What lines of the data hold the string "MARIAN"? Pull each one out.

[Stored data]
.....
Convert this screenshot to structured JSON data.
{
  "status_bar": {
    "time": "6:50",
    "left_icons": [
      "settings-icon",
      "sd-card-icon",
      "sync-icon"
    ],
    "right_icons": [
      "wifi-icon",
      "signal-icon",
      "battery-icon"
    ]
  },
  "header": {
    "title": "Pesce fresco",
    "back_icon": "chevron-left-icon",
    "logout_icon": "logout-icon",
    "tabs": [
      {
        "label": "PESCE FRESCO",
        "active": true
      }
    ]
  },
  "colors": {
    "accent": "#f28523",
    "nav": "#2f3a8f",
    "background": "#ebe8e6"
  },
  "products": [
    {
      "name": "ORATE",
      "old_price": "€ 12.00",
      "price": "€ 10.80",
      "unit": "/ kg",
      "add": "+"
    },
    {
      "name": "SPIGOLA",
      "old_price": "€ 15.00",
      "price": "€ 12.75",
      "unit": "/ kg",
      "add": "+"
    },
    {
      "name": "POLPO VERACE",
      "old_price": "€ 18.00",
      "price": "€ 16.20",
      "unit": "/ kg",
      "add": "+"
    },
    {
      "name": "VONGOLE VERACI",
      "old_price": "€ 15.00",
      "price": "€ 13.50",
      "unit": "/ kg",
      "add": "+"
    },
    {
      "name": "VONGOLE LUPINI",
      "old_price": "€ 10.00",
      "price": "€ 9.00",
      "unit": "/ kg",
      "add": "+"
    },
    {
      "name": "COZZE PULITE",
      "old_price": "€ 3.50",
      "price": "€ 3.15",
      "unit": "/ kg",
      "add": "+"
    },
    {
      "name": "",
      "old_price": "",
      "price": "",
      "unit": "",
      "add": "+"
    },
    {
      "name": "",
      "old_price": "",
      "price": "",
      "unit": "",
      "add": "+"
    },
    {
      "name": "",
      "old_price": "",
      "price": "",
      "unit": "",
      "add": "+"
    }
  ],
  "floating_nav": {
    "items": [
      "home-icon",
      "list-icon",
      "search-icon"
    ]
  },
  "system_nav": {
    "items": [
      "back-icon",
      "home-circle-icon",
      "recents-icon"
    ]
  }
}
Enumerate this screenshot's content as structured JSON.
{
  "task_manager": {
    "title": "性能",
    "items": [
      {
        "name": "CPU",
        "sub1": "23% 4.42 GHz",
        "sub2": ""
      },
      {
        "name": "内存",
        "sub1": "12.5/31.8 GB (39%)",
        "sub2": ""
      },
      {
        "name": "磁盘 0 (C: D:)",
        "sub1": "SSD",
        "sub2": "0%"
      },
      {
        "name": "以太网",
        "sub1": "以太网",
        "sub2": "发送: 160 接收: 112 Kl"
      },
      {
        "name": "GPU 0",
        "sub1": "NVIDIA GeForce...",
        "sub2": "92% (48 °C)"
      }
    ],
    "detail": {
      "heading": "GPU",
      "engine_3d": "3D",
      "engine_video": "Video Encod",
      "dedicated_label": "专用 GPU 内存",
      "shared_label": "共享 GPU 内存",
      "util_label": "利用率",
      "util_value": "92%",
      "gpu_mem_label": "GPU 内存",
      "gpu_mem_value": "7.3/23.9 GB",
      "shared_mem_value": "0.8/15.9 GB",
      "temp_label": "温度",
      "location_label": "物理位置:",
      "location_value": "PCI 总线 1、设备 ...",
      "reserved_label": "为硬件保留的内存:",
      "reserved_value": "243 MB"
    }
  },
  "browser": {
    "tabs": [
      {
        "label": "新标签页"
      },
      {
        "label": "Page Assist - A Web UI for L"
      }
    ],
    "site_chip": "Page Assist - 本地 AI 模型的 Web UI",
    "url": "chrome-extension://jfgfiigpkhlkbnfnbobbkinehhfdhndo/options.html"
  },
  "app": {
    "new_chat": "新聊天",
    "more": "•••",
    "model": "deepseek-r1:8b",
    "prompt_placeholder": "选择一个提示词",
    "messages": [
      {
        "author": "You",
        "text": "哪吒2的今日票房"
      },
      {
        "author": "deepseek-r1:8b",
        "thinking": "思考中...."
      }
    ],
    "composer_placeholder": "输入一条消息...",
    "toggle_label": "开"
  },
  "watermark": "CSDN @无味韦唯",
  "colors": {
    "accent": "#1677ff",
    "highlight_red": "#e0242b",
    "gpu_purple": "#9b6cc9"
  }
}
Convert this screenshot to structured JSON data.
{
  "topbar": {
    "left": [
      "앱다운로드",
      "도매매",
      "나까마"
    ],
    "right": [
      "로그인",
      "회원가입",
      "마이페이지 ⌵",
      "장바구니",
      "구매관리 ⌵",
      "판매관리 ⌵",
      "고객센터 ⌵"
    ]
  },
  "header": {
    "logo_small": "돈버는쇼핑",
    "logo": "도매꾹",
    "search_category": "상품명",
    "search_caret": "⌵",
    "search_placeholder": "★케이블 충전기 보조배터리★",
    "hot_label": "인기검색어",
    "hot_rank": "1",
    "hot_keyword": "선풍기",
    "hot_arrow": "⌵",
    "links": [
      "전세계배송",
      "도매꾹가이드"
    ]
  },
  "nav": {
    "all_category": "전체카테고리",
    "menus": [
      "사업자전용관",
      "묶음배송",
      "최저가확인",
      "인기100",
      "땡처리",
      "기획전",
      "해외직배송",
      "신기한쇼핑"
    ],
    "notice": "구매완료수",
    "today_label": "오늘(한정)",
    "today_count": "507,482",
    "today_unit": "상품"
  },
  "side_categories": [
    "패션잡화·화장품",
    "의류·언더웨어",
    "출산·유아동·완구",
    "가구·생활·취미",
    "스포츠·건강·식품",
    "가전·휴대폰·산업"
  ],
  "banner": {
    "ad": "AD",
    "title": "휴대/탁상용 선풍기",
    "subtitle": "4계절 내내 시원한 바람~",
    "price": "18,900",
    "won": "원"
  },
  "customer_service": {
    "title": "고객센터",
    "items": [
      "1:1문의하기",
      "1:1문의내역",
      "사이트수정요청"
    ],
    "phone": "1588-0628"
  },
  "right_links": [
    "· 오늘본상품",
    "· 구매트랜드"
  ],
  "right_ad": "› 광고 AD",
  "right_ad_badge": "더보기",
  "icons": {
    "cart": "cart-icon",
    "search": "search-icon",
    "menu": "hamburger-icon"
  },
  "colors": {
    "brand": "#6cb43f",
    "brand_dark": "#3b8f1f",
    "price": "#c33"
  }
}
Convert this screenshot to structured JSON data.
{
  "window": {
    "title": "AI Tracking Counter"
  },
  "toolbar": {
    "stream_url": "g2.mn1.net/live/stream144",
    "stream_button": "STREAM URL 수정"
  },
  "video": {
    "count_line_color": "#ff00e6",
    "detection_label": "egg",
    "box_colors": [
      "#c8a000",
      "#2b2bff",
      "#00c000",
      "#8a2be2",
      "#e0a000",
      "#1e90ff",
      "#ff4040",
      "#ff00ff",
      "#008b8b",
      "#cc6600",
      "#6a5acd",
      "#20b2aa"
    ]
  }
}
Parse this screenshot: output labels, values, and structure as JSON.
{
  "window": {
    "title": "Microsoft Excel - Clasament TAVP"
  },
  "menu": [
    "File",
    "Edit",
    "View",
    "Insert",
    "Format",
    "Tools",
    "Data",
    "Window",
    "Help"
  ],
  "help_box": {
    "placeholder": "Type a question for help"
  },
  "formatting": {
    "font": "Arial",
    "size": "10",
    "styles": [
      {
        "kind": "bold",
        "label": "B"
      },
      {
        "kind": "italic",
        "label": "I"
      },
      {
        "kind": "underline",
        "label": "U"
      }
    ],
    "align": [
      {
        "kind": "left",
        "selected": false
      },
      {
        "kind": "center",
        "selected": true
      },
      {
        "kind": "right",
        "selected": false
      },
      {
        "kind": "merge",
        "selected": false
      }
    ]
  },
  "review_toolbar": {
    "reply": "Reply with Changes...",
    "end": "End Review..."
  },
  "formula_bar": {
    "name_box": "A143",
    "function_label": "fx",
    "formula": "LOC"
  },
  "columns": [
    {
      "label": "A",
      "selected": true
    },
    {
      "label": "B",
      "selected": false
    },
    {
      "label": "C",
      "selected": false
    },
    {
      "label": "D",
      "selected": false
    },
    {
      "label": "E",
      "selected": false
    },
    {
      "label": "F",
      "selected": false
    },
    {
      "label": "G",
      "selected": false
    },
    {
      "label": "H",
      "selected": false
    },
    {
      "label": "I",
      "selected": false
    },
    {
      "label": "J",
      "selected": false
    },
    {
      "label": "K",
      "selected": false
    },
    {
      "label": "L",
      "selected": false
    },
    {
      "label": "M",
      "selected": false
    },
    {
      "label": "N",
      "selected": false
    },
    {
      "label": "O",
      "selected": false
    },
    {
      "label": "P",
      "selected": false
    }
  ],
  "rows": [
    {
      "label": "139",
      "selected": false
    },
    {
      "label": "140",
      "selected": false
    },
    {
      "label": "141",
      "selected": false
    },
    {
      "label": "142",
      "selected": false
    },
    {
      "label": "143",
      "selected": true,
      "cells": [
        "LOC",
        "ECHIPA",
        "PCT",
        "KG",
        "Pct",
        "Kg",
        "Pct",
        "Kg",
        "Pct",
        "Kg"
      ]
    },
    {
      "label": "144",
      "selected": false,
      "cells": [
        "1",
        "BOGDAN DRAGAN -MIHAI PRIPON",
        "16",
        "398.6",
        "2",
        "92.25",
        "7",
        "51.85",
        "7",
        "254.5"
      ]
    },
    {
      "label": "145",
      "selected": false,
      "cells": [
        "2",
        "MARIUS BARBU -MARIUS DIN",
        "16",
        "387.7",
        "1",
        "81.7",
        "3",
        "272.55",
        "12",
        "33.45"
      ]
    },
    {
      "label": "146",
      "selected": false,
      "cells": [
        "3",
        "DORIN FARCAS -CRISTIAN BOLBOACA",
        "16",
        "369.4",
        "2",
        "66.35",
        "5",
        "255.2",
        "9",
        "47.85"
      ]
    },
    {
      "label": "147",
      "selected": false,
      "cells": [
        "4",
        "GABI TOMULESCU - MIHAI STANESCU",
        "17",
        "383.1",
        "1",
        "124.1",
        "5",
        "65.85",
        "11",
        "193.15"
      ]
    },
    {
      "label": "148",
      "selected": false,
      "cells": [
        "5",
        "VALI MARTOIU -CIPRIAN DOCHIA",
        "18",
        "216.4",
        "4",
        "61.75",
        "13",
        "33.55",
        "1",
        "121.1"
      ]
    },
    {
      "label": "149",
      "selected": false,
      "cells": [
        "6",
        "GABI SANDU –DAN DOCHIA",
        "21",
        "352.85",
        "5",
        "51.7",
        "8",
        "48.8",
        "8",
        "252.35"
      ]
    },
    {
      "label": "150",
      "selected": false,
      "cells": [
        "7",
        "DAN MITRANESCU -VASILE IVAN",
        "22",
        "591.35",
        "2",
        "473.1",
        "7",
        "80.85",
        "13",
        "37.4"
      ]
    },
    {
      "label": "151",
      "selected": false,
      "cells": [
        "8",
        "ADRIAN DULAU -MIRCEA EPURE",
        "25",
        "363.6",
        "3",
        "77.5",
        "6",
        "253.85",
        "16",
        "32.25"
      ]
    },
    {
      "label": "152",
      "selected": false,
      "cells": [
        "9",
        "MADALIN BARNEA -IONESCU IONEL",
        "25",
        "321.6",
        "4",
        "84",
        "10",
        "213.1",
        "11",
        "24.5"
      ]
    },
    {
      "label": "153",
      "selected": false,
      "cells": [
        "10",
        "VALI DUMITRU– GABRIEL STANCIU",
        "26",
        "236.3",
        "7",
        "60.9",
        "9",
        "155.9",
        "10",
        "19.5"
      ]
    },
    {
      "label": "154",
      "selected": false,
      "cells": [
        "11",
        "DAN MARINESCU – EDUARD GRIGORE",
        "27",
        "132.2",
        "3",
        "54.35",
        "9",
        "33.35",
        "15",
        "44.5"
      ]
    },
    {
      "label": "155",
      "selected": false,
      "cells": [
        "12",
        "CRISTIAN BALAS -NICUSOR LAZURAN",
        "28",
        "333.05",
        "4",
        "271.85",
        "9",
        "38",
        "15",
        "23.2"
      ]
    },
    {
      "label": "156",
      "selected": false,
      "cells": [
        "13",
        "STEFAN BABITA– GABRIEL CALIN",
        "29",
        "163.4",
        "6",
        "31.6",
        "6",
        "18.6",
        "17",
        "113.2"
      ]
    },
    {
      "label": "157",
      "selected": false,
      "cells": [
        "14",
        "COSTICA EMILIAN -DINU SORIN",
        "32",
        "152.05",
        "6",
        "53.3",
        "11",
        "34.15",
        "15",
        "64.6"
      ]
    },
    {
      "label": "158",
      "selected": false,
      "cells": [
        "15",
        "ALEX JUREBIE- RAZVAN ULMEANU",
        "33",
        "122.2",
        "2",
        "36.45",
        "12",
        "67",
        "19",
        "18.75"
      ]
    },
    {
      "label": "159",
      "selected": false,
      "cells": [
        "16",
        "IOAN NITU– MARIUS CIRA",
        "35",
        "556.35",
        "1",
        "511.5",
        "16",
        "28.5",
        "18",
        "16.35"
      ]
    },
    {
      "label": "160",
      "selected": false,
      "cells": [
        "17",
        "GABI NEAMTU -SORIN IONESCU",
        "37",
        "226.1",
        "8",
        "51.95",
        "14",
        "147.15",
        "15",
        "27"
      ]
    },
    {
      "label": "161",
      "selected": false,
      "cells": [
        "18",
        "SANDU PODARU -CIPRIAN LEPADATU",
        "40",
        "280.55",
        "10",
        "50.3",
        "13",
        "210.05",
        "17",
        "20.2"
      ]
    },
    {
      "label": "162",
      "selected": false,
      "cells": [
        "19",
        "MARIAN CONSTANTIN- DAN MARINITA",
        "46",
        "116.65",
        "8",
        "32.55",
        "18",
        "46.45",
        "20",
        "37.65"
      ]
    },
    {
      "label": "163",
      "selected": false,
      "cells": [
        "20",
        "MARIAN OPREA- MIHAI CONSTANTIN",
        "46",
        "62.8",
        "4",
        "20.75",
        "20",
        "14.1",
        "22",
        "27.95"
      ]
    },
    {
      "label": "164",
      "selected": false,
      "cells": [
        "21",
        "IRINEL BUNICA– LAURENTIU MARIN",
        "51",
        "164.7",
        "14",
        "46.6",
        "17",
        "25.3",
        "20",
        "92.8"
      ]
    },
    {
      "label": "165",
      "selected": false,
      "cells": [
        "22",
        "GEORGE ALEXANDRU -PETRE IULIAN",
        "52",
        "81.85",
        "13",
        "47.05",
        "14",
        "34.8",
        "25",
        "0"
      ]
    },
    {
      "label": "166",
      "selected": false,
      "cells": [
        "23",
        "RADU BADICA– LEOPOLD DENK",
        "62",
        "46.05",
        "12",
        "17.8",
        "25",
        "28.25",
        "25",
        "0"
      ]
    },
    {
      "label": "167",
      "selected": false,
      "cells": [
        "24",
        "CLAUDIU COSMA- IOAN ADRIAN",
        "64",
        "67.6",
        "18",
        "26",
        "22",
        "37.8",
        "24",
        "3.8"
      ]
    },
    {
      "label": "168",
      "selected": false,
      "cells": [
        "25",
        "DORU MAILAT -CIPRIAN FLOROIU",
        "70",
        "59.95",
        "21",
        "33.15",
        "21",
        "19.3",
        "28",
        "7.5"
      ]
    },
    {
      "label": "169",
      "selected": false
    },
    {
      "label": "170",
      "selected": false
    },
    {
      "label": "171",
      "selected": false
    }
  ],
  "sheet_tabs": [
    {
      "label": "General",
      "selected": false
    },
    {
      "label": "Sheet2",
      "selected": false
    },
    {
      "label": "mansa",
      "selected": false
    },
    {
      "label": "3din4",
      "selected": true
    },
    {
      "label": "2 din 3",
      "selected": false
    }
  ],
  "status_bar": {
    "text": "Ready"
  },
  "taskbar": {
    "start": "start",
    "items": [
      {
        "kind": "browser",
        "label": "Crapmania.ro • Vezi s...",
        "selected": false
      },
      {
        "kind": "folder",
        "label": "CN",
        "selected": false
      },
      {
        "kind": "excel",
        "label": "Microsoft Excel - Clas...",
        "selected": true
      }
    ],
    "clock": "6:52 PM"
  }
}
.....
Worked solution>
        "MARIAN CONSTANTIN- DAN MARINITA",
        "MARIAN OPREA- MIHAI CONSTANTIN",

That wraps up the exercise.